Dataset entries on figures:
■ ■ ■ ■ ■ ■ ■

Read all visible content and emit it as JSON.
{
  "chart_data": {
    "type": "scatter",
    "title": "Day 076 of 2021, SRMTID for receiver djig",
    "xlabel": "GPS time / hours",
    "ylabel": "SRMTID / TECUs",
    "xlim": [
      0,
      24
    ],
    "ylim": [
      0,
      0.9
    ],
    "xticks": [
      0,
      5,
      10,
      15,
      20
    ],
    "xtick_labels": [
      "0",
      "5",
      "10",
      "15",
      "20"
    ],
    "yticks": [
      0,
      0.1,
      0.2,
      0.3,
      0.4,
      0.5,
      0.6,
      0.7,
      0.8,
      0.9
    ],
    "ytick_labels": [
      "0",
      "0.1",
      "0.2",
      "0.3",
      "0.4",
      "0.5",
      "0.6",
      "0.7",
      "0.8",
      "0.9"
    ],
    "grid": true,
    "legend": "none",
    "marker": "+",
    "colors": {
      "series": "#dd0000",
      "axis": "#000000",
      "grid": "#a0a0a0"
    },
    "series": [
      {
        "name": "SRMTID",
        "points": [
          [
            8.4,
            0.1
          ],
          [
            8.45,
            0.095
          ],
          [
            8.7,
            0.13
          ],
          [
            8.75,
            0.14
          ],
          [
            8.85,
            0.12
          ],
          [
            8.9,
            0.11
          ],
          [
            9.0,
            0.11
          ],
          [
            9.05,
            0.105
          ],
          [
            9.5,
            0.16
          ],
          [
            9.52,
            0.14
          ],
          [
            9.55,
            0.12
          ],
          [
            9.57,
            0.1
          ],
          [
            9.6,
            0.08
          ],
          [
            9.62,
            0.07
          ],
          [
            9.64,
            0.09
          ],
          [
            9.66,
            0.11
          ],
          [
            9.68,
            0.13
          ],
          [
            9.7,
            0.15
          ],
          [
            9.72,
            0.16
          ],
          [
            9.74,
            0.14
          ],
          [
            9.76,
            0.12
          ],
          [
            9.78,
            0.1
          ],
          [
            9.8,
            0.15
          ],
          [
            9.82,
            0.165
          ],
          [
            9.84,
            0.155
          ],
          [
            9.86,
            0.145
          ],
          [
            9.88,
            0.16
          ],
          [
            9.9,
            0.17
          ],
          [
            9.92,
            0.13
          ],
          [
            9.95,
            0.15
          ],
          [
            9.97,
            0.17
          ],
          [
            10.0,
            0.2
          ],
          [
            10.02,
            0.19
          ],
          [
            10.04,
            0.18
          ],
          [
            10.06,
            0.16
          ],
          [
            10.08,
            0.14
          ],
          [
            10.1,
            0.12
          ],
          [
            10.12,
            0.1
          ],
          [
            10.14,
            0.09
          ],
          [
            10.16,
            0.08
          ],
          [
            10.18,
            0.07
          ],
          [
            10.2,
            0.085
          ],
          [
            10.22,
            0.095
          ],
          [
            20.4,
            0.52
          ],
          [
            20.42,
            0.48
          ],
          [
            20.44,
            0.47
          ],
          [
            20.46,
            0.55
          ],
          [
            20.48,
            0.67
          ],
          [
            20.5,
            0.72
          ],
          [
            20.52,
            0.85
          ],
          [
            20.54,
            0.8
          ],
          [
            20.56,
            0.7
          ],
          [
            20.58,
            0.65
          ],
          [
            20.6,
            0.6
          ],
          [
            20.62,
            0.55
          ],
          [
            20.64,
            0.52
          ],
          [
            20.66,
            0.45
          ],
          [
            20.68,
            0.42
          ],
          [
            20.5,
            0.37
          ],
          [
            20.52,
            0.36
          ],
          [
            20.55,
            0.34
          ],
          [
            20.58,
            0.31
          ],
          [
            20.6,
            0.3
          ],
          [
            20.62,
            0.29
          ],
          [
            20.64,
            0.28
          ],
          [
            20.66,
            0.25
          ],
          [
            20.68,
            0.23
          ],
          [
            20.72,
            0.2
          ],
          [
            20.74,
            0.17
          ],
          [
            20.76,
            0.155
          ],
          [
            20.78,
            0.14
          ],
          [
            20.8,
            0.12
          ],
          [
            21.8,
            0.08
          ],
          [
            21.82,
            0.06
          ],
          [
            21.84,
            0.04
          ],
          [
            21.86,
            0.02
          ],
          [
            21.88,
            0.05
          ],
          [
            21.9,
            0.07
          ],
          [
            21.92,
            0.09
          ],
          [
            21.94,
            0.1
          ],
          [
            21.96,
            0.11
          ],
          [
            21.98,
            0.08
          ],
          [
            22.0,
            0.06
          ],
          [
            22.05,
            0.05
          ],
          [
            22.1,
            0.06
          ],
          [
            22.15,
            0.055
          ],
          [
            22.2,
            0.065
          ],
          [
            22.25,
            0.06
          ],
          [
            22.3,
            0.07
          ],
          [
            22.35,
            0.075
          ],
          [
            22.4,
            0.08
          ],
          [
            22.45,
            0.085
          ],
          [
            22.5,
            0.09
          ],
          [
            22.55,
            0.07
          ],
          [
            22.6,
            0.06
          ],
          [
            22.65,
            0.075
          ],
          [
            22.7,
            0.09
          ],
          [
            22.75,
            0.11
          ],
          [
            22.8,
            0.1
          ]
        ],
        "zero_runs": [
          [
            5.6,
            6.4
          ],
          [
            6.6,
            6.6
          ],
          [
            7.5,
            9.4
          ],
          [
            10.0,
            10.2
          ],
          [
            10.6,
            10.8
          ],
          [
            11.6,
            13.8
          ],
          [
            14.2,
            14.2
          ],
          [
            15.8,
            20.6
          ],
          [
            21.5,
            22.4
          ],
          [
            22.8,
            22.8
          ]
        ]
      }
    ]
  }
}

■ ■ ■ ■ ■ ■ ■

### WORK TO BE COMPLETED
Within the entries above, work out how many lines contain the word "SRMTID". The number alone is the answer.

### PROBLEM SOLUTION
3